··· Data to process ···

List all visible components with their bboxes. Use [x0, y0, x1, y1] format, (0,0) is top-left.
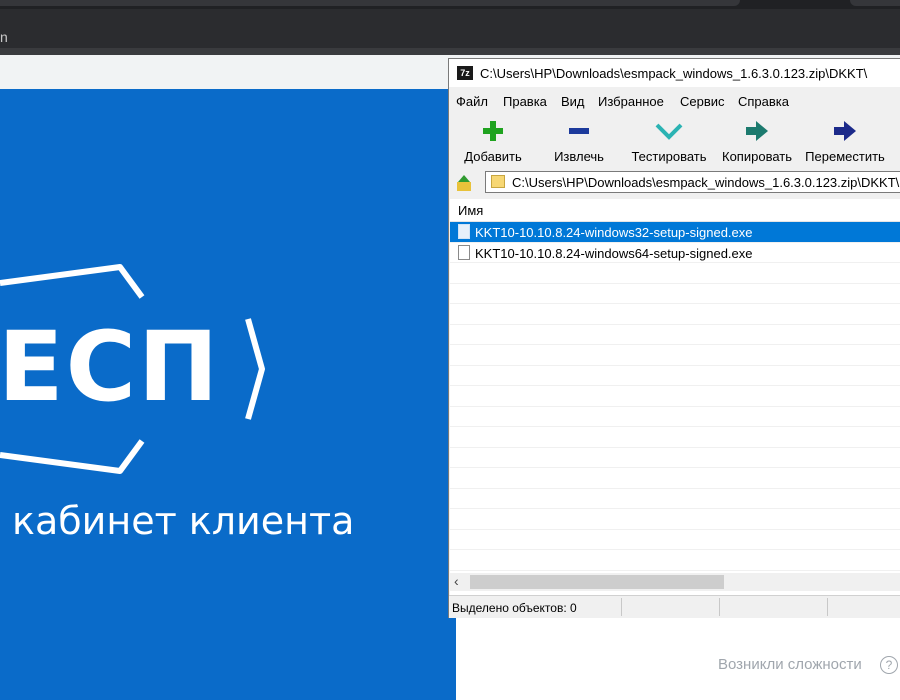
scroll-left-icon[interactable]: ‹ — [454, 573, 459, 589]
move-button[interactable]: Переместить — [803, 117, 887, 165]
address-text: n — [0, 29, 8, 45]
empty-row — [450, 448, 900, 468]
list-rows: KKT10-10.10.8.24-windows32-setup-signed.… — [450, 222, 900, 591]
menu-view[interactable]: Вид — [561, 94, 585, 109]
file-name: KKT10-10.10.8.24-windows32-setup-signed.… — [475, 225, 753, 240]
menu-tools[interactable]: Сервис — [680, 94, 725, 109]
test-button[interactable]: Тестировать — [627, 117, 711, 165]
empty-row — [450, 407, 900, 427]
status-bar: Выделено объектов: 0 — [449, 595, 900, 618]
empty-row — [450, 489, 900, 509]
archive-window: 7z C:\Users\HP\Downloads\esmpack_windows… — [448, 58, 900, 618]
empty-row — [450, 345, 900, 366]
path-bar: C:\Users\HP\Downloads\esmpack_windows_1.… — [449, 171, 900, 195]
app-icon: 7z — [457, 66, 473, 80]
extract-button[interactable]: Извлечь — [543, 117, 615, 165]
copy-label: Копировать — [722, 149, 792, 164]
menu-help[interactable]: Справка — [738, 94, 789, 109]
empty-row — [450, 325, 900, 345]
plus-icon — [483, 121, 503, 141]
question-circle-icon[interactable]: ? — [880, 656, 898, 674]
file-icon — [458, 224, 470, 239]
logo-text: ЕСП — [0, 311, 221, 423]
empty-row — [450, 284, 900, 304]
horizontal-scrollbar[interactable]: ‹ — [450, 573, 900, 591]
test-label: Тестировать — [631, 149, 707, 164]
empty-row — [450, 386, 900, 407]
menu-edit[interactable]: Правка — [503, 94, 547, 109]
status-divider — [621, 598, 622, 616]
hero-panel: ЕСП кабинет клиента — [0, 89, 456, 700]
empty-row — [450, 509, 900, 530]
browser-tab[interactable] — [850, 0, 900, 6]
list-item[interactable]: KKT10-10.10.8.24-windows32-setup-signed.… — [450, 222, 900, 243]
menu-bar: Файл Правка Вид Избранное Сервис Справка — [449, 91, 900, 111]
hero-subtitle: кабинет клиента — [12, 499, 355, 543]
file-list[interactable]: Имя KKT10-10.10.8.24-windows32-setup-sig… — [450, 199, 900, 595]
menu-favorites[interactable]: Избранное — [598, 94, 664, 109]
path-text: C:\Users\HP\Downloads\esmpack_windows_1.… — [512, 175, 900, 190]
move-label: Переместить — [805, 149, 885, 164]
move-arrow-icon — [834, 121, 856, 141]
copy-arrow-icon — [746, 121, 768, 141]
copy-button[interactable]: Копировать — [717, 117, 797, 165]
status-divider — [827, 598, 828, 616]
file-name: KKT10-10.10.8.24-windows64-setup-signed.… — [475, 245, 753, 261]
add-button[interactable]: Добавить — [457, 117, 529, 165]
add-label: Добавить — [464, 149, 522, 164]
list-header: Имя — [450, 199, 900, 222]
browser-address-bar[interactable]: n — [0, 9, 900, 48]
empty-row — [450, 263, 900, 284]
check-icon — [655, 123, 683, 140]
help-link[interactable]: Возникли сложности — [718, 656, 862, 673]
status-text: Выделено объектов: 0 — [452, 601, 577, 615]
file-icon — [458, 244, 470, 260]
browser-divider — [0, 48, 900, 55]
empty-row — [450, 427, 900, 448]
extract-label: Извлечь — [554, 149, 604, 164]
status-divider — [719, 598, 720, 616]
list-item[interactable]: KKT10-10.10.8.24-windows64-setup-signed.… — [450, 243, 900, 263]
menu-file[interactable]: Файл — [456, 94, 488, 109]
up-folder-icon[interactable] — [455, 174, 473, 192]
empty-row — [450, 550, 900, 571]
folder-icon — [491, 175, 505, 188]
minus-icon — [569, 128, 589, 134]
empty-row — [450, 468, 900, 489]
scroll-thumb[interactable] — [470, 575, 724, 589]
window-titlebar[interactable]: 7z C:\Users\HP\Downloads\esmpack_windows… — [449, 59, 900, 87]
empty-row — [450, 366, 900, 386]
column-header-name[interactable]: Имя — [458, 203, 483, 218]
toolbar: Добавить Извлечь Тестировать Копировать — [449, 117, 900, 169]
path-field[interactable]: C:\Users\HP\Downloads\esmpack_windows_1.… — [485, 171, 900, 193]
empty-row — [450, 530, 900, 550]
browser-tab[interactable] — [0, 0, 740, 6]
empty-row — [450, 304, 900, 325]
window-title: C:\Users\HP\Downloads\esmpack_windows_1.… — [480, 66, 868, 81]
browser-tabstrip — [0, 0, 900, 9]
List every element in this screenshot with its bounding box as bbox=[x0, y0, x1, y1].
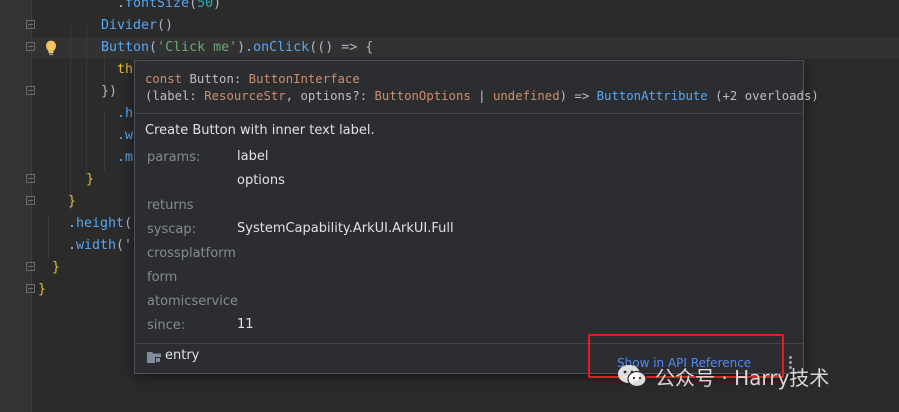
watermark: 公众号 · Harry技术 bbox=[617, 362, 829, 390]
code-token: ( bbox=[189, 0, 198, 11]
code-token: . bbox=[117, 0, 126, 11]
signature-label-type[interactable]: ResourceStr bbox=[204, 89, 285, 103]
code-token: } bbox=[38, 282, 47, 297]
code-token: . bbox=[68, 238, 77, 253]
code-token: ) bbox=[213, 0, 222, 11]
syscap-value: SystemCapability.ArkUI.ArkUI.Full bbox=[237, 221, 454, 236]
editor-gutter[interactable] bbox=[0, 0, 32, 412]
indent-guide bbox=[48, 214, 49, 258]
code-line[interactable]: Button('Click me').onClick(() => { bbox=[101, 37, 373, 59]
doc-description: Create Button with inner text label. bbox=[145, 123, 375, 138]
code-token: (' bbox=[116, 238, 133, 253]
quick-documentation-popup[interactable]: const Button: ButtonInterface (label: Re… bbox=[134, 60, 819, 374]
fold-marker-icon[interactable] bbox=[26, 284, 35, 293]
signature-return-type[interactable]: ButtonAttribute bbox=[597, 89, 708, 103]
indent-guide bbox=[86, 26, 87, 176]
code-token: } bbox=[52, 260, 61, 275]
module-folder-icon bbox=[146, 349, 162, 363]
code-token: (() => { bbox=[309, 40, 374, 55]
popup-divider bbox=[135, 113, 803, 114]
code-token: } bbox=[68, 194, 77, 209]
code-line[interactable]: } bbox=[52, 257, 60, 279]
tag-form: form bbox=[147, 270, 178, 285]
code-line[interactable]: .height( bbox=[68, 213, 132, 235]
param-options: options bbox=[237, 173, 285, 188]
fold-marker-icon[interactable] bbox=[26, 262, 35, 271]
signature: const Button: ButtonInterface (label: Re… bbox=[145, 71, 819, 105]
gutter-divider bbox=[31, 0, 32, 412]
tag-since: since: bbox=[147, 318, 186, 333]
signature-params-open: (label: bbox=[145, 89, 205, 103]
tag-atomicservice: atomicservice bbox=[147, 294, 239, 309]
code-token: } bbox=[86, 172, 95, 187]
tag-syscap: syscap: bbox=[147, 222, 196, 237]
code-token: }) bbox=[101, 84, 118, 99]
module-name: entry bbox=[165, 348, 200, 363]
code-line[interactable]: Divider() bbox=[101, 15, 173, 37]
code-token: width bbox=[76, 238, 117, 253]
tag-returns: returns bbox=[147, 198, 194, 213]
code-token: Button bbox=[101, 40, 150, 55]
tag-crossplatform: crossplatform bbox=[147, 246, 236, 261]
code-token: .w bbox=[117, 128, 134, 143]
fold-marker-icon[interactable] bbox=[26, 174, 35, 183]
tag-params: params: bbox=[147, 150, 201, 165]
fold-marker-icon[interactable] bbox=[26, 86, 35, 95]
code-token: ( bbox=[149, 40, 158, 55]
signature-keyword: const bbox=[145, 72, 183, 86]
code-token: . bbox=[68, 216, 77, 231]
code-token: 50 bbox=[197, 0, 214, 11]
code-token: .m bbox=[117, 150, 134, 165]
indent-guide bbox=[70, 26, 71, 212]
wechat-logo-icon bbox=[617, 363, 647, 389]
code-token: .h bbox=[117, 106, 134, 121]
code-line[interactable]: } bbox=[38, 279, 46, 301]
signature-overloads: (+2 overloads) bbox=[707, 89, 819, 103]
fold-marker-icon[interactable] bbox=[26, 20, 35, 29]
signature-pipe: | bbox=[470, 89, 493, 103]
signature-arrow: ) => bbox=[559, 89, 597, 103]
code-token: 'Click me' bbox=[157, 40, 238, 55]
code-line[interactable]: th bbox=[117, 59, 133, 81]
signature-type[interactable]: ButtonInterface bbox=[249, 72, 360, 86]
code-token: height bbox=[76, 216, 125, 231]
code-line[interactable]: .h bbox=[117, 103, 133, 125]
code-line[interactable]: }) bbox=[101, 81, 117, 103]
signature-undefined: undefined bbox=[492, 89, 560, 103]
code-token: () bbox=[157, 18, 174, 33]
since-value: 11 bbox=[237, 317, 254, 332]
code-line[interactable]: } bbox=[68, 191, 76, 213]
signature-params-mid: , options?: bbox=[285, 89, 375, 103]
watermark-text: 公众号 · Harry技术 bbox=[655, 365, 830, 390]
indent-guide bbox=[104, 112, 105, 172]
param-label: label bbox=[237, 149, 269, 164]
lightbulb-icon[interactable] bbox=[44, 40, 58, 56]
fold-marker-icon[interactable] bbox=[26, 196, 35, 205]
code-token: fontSize bbox=[125, 0, 190, 11]
code-line[interactable]: } bbox=[86, 169, 94, 191]
code-line[interactable]: .width(' bbox=[68, 235, 132, 257]
code-token: ( bbox=[124, 216, 133, 231]
code-token: th bbox=[117, 62, 134, 77]
code-token: ). bbox=[237, 40, 254, 55]
code-line[interactable]: .fontSize(50) bbox=[117, 0, 221, 15]
fold-marker-icon[interactable] bbox=[26, 42, 35, 51]
code-line[interactable]: .m bbox=[117, 147, 133, 169]
signature-options-type[interactable]: ButtonOptions bbox=[375, 89, 471, 103]
code-line[interactable]: .w bbox=[117, 125, 133, 147]
code-token: onClick bbox=[253, 40, 310, 55]
code-token: Divider bbox=[101, 18, 158, 33]
signature-name: Button: bbox=[189, 72, 242, 86]
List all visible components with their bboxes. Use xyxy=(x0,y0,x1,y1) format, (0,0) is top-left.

···

- What needs to be done
Duplicate the data lines from the line with "watermark: 公众号 ·" to the line with "257, 60, 279]", both included.

- Exercise response
watermark: 公众号 · Harry技术 bbox=[617, 362, 829, 390]
code-token: ( bbox=[189, 0, 198, 11]
code-token: . bbox=[117, 0, 126, 11]
signature-label-type[interactable]: ResourceStr bbox=[204, 89, 285, 103]
code-token: } bbox=[38, 282, 47, 297]
code-token: . bbox=[68, 238, 77, 253]
code-token: ) bbox=[213, 0, 222, 11]
syscap-value: SystemCapability.ArkUI.ArkUI.Full bbox=[237, 221, 454, 236]
editor-gutter[interactable] bbox=[0, 0, 32, 412]
indent-guide bbox=[48, 214, 49, 258]
code-line[interactable]: Button('Click me').onClick(() => { bbox=[101, 37, 373, 59]
doc-description: Create Button with inner text label. bbox=[145, 123, 375, 138]
code-token: (' bbox=[116, 238, 133, 253]
quick-documentation-popup[interactable]: const Button: ButtonInterface (label: Re… bbox=[134, 60, 819, 374]
fold-marker-icon[interactable] bbox=[26, 284, 35, 293]
signature-return-type[interactable]: ButtonAttribute bbox=[597, 89, 708, 103]
indent-guide bbox=[86, 26, 87, 176]
code-token: } bbox=[52, 260, 61, 275]
module-folder-icon bbox=[146, 349, 162, 363]
code-token: (() => { bbox=[309, 40, 374, 55]
popup-divider bbox=[135, 113, 803, 114]
code-token: } bbox=[68, 194, 77, 209]
code-line[interactable]: } bbox=[52, 257, 60, 279]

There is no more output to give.